### Dataset records ###

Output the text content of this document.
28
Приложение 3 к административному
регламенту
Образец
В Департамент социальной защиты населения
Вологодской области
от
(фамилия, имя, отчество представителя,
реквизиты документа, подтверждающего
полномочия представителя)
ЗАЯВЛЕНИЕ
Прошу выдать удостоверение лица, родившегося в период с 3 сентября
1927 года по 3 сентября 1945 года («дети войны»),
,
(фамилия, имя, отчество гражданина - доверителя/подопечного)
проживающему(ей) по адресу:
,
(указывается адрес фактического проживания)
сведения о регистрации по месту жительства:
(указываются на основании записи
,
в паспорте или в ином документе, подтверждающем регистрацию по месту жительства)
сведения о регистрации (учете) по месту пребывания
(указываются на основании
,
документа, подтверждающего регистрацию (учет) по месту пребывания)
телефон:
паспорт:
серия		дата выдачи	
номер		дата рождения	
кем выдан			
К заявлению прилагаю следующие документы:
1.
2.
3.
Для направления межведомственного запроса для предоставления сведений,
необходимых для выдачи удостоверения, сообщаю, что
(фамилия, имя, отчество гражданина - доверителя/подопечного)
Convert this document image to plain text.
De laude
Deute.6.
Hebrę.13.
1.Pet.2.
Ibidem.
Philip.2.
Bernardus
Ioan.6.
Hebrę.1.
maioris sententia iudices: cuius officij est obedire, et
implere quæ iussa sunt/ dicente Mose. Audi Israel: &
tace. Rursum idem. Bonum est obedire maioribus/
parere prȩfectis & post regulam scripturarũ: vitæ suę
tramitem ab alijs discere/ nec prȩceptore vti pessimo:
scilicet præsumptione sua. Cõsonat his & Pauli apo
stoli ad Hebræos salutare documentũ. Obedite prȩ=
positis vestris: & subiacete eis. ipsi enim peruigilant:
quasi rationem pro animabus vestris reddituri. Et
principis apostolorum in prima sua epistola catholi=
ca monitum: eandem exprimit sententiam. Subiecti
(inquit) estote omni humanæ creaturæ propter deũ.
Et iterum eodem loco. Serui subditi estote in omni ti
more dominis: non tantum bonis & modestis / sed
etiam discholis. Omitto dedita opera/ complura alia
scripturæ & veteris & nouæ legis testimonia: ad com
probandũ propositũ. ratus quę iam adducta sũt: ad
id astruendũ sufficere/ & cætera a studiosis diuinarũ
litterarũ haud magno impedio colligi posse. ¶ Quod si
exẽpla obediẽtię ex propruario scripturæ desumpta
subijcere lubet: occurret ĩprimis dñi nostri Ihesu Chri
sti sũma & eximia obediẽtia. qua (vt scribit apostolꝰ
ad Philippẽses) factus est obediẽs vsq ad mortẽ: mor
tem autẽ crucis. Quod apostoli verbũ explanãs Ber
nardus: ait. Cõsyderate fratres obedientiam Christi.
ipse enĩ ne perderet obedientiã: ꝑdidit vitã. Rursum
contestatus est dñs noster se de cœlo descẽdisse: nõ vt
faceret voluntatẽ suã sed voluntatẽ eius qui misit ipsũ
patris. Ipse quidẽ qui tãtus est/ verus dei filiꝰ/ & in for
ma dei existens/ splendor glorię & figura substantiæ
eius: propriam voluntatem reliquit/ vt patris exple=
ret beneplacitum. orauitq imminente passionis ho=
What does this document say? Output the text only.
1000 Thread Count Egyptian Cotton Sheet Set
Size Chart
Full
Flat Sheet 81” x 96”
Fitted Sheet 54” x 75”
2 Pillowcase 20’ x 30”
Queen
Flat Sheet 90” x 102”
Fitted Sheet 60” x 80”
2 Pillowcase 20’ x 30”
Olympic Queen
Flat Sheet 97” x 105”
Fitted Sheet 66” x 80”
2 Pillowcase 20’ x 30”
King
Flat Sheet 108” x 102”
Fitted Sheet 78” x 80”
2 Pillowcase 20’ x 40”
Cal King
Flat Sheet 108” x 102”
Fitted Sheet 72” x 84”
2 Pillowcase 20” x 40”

###

**Work required:** Copy in full each line that holds the word "сведения".

**Expected answer:**
сведения о регистрации по месту жительства:
сведения о регистрации (учете) по месту пребывания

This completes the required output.